> RECORD SET
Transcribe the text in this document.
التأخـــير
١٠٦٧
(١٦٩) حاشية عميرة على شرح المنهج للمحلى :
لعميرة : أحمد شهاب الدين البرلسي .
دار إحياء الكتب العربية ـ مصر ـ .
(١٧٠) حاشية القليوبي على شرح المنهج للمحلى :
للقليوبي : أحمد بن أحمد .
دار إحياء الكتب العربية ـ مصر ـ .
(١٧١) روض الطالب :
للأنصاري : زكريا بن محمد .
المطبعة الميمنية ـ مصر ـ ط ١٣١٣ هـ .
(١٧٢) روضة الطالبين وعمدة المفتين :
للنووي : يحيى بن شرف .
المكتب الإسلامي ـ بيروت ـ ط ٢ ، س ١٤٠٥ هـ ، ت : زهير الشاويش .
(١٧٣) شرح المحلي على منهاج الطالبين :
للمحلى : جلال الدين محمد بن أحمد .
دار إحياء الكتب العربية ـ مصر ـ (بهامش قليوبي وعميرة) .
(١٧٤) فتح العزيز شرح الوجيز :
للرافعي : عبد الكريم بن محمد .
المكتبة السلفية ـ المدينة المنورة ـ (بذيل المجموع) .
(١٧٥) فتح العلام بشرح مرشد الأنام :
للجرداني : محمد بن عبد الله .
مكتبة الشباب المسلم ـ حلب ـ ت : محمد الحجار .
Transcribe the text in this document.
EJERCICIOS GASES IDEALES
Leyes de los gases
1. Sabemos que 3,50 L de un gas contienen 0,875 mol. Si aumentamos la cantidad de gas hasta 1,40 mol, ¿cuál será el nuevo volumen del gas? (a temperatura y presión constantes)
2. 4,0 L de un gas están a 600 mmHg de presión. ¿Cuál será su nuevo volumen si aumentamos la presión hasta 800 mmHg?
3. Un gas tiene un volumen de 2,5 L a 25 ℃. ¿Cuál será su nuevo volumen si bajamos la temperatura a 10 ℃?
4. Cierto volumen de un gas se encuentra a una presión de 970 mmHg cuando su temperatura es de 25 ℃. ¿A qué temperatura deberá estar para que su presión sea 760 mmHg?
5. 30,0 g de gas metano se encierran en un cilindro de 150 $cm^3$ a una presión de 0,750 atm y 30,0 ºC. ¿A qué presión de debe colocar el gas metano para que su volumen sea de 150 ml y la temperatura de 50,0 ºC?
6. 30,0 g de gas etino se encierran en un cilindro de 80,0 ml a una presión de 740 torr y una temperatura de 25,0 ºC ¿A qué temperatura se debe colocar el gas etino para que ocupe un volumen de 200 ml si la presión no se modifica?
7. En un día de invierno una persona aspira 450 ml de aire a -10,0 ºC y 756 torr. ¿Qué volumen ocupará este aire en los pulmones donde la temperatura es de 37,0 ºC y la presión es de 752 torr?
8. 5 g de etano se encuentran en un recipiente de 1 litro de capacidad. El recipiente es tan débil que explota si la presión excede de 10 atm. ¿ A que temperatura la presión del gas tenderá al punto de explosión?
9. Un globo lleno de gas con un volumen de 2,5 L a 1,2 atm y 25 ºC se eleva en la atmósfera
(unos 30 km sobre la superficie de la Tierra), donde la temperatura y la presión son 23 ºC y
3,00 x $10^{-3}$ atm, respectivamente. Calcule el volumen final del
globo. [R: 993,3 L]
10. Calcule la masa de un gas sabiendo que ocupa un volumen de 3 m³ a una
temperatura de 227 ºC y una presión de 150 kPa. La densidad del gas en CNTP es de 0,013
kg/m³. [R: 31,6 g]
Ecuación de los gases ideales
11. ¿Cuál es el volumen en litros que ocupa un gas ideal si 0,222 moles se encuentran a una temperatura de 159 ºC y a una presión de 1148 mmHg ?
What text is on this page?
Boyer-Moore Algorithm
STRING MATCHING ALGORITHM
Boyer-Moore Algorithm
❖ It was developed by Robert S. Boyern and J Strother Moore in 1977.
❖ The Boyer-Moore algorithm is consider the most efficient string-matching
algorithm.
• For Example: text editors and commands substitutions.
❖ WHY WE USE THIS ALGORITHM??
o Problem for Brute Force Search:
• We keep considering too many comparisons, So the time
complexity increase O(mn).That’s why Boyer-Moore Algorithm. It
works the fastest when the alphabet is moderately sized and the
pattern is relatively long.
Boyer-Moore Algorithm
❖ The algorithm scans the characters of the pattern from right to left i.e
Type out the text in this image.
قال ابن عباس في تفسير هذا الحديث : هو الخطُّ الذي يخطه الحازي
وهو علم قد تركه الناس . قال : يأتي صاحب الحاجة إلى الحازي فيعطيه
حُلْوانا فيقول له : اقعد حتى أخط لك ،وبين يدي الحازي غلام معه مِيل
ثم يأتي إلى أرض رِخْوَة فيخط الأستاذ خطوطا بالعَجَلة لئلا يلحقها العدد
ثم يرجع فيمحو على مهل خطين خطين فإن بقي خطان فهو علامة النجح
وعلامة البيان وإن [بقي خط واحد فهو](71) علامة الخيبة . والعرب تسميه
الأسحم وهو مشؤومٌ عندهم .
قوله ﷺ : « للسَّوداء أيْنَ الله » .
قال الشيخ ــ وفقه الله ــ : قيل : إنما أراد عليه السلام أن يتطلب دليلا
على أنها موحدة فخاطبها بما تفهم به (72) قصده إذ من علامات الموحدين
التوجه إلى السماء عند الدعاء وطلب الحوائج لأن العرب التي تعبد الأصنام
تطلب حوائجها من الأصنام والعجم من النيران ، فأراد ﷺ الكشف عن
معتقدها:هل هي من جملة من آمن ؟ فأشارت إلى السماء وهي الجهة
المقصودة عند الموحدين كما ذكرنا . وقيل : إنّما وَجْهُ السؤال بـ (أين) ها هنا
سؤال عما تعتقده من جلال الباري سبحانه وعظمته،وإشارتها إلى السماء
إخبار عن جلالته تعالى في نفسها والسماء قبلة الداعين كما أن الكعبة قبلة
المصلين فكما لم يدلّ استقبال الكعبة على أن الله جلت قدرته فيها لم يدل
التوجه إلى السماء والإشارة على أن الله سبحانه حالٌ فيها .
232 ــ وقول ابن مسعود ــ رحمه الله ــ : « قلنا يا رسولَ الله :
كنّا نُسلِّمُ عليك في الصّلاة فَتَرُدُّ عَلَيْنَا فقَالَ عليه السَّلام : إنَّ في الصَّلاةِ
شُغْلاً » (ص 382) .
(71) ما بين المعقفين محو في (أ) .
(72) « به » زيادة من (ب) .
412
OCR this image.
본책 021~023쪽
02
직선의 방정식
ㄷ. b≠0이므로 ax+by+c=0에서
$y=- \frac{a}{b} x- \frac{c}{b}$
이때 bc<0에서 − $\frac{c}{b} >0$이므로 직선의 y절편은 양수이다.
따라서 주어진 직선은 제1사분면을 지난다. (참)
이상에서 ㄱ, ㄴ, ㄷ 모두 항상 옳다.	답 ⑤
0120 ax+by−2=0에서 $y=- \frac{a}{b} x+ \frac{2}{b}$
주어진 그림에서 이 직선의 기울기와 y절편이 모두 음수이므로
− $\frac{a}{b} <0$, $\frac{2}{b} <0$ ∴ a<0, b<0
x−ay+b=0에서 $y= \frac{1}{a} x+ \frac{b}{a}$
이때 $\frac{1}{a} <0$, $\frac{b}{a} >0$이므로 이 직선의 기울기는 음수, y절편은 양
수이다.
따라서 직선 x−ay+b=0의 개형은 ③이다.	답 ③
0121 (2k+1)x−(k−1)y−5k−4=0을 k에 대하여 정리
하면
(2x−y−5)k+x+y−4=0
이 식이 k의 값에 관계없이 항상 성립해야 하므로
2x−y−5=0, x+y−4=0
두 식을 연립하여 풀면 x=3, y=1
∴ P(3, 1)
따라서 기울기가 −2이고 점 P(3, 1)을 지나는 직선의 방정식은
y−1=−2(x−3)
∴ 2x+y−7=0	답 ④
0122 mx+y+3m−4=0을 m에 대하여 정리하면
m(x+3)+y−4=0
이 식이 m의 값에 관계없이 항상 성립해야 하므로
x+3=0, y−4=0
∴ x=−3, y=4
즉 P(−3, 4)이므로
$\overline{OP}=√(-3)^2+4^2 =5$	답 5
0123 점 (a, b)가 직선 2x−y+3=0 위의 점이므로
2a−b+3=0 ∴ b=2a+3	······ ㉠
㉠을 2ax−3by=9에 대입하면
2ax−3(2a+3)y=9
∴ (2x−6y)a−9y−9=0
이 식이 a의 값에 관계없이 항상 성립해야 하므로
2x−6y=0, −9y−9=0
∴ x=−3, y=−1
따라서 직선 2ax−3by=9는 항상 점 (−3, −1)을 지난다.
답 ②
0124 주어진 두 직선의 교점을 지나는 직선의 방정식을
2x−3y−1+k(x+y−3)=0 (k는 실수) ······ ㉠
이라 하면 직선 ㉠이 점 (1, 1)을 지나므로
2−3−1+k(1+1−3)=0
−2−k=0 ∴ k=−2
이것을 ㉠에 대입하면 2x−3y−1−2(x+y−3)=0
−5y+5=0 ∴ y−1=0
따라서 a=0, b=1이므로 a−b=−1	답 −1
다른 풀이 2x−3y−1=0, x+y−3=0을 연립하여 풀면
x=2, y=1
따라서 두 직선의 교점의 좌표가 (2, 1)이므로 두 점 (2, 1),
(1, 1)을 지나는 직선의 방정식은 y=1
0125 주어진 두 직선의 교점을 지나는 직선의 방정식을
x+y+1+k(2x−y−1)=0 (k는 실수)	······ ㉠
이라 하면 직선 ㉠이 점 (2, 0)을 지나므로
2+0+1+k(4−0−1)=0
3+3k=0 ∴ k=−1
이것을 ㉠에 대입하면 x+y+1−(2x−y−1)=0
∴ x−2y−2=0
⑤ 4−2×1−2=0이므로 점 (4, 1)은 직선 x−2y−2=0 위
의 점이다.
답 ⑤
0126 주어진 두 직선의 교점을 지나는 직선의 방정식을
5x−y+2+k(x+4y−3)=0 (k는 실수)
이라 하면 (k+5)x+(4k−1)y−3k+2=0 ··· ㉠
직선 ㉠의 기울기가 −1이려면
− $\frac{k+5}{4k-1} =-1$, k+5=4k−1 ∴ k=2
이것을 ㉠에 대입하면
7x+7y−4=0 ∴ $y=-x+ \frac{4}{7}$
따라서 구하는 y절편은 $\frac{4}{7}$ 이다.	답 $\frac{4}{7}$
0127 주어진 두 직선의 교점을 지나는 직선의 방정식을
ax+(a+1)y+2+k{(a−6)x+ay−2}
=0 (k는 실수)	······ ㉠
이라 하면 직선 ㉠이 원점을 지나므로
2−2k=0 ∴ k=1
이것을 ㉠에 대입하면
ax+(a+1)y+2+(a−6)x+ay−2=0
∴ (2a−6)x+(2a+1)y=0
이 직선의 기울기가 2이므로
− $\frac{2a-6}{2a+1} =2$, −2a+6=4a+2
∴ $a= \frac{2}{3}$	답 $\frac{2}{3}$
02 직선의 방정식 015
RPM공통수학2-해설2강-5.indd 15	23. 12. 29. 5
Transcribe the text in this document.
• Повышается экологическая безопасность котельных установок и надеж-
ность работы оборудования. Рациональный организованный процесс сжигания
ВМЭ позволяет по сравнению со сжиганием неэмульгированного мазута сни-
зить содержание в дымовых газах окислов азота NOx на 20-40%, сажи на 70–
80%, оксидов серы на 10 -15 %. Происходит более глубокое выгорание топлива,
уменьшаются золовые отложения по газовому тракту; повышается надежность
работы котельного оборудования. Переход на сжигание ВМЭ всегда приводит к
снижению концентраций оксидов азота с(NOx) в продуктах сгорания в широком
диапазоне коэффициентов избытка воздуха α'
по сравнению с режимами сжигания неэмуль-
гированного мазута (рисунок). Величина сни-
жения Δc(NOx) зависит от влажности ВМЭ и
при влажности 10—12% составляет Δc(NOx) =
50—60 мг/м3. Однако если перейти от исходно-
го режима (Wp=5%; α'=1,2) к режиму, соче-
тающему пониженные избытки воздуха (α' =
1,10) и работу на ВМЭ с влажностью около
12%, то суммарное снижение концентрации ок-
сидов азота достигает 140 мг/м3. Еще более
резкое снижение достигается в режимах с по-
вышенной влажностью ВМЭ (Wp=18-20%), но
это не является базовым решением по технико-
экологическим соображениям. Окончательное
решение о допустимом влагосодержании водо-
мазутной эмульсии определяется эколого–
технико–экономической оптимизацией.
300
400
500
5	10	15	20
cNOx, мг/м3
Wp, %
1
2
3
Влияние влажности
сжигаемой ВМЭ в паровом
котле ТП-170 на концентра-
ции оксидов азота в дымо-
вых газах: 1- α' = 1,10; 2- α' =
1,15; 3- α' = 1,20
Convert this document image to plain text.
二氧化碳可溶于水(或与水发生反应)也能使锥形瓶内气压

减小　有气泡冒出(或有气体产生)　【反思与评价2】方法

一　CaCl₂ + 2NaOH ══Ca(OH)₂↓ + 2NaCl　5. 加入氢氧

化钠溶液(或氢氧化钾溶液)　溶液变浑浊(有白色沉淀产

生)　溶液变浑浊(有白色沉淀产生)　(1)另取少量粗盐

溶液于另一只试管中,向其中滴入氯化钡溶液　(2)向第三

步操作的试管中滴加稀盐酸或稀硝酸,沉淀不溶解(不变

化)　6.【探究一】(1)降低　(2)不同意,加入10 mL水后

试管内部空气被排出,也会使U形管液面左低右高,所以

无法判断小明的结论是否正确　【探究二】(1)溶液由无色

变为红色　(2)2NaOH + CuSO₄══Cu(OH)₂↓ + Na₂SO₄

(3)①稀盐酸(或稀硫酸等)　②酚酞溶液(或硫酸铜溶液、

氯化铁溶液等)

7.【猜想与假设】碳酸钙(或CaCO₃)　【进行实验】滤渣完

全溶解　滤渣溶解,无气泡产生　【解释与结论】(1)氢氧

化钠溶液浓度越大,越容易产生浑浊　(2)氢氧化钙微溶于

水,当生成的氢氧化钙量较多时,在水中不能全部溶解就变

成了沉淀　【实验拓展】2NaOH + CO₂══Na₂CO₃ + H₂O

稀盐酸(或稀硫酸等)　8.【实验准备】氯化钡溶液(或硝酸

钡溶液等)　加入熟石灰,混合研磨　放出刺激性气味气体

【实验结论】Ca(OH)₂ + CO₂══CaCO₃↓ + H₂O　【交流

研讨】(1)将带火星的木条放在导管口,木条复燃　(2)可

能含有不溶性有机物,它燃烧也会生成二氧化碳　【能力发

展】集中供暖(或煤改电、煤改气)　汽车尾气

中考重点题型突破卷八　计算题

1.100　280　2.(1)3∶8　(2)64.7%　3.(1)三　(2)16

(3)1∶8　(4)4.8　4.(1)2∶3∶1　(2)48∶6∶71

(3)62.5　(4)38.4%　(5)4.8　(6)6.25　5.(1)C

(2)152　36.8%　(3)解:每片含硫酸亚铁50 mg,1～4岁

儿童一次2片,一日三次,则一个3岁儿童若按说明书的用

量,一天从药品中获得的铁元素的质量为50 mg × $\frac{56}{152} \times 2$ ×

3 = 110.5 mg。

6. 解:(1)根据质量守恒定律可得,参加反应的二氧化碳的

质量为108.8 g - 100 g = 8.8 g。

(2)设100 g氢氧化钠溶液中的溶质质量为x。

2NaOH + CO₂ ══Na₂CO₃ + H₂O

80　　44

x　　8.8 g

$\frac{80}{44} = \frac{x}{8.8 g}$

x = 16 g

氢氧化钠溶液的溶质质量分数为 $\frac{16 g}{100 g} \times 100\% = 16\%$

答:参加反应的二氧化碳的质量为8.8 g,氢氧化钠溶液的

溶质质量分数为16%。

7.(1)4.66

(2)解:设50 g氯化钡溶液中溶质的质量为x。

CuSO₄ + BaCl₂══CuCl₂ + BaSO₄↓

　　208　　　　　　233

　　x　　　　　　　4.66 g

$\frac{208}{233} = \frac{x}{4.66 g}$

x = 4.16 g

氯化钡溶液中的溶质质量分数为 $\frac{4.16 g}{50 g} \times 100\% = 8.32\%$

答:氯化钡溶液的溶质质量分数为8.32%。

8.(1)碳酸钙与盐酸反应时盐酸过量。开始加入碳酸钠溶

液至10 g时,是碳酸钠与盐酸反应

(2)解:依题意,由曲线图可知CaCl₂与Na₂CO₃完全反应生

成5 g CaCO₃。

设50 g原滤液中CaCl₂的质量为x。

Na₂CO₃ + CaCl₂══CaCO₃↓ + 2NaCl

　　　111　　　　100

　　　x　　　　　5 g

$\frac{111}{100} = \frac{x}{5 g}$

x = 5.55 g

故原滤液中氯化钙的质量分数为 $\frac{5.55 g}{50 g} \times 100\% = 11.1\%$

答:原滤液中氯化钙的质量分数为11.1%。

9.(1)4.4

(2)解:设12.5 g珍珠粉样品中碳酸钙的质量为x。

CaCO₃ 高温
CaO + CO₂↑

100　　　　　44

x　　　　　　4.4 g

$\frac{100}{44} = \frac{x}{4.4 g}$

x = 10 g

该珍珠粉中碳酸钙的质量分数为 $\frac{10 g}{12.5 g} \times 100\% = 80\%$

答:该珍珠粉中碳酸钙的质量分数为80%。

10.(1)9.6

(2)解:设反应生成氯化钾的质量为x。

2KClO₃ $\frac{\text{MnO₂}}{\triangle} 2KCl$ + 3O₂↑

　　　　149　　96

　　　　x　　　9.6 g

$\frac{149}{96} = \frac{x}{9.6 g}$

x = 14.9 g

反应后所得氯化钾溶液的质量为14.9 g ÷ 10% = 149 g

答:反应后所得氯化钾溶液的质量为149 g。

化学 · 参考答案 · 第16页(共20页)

> PROMPT
Which lines of the data include "الطالبين"? Copy each of them.

> WORKED SOLUTION
(١٧٢) روضة الطالبين وعمدة المفتين :
(١٧٣) شرح المحلي على منهاج الطالبين :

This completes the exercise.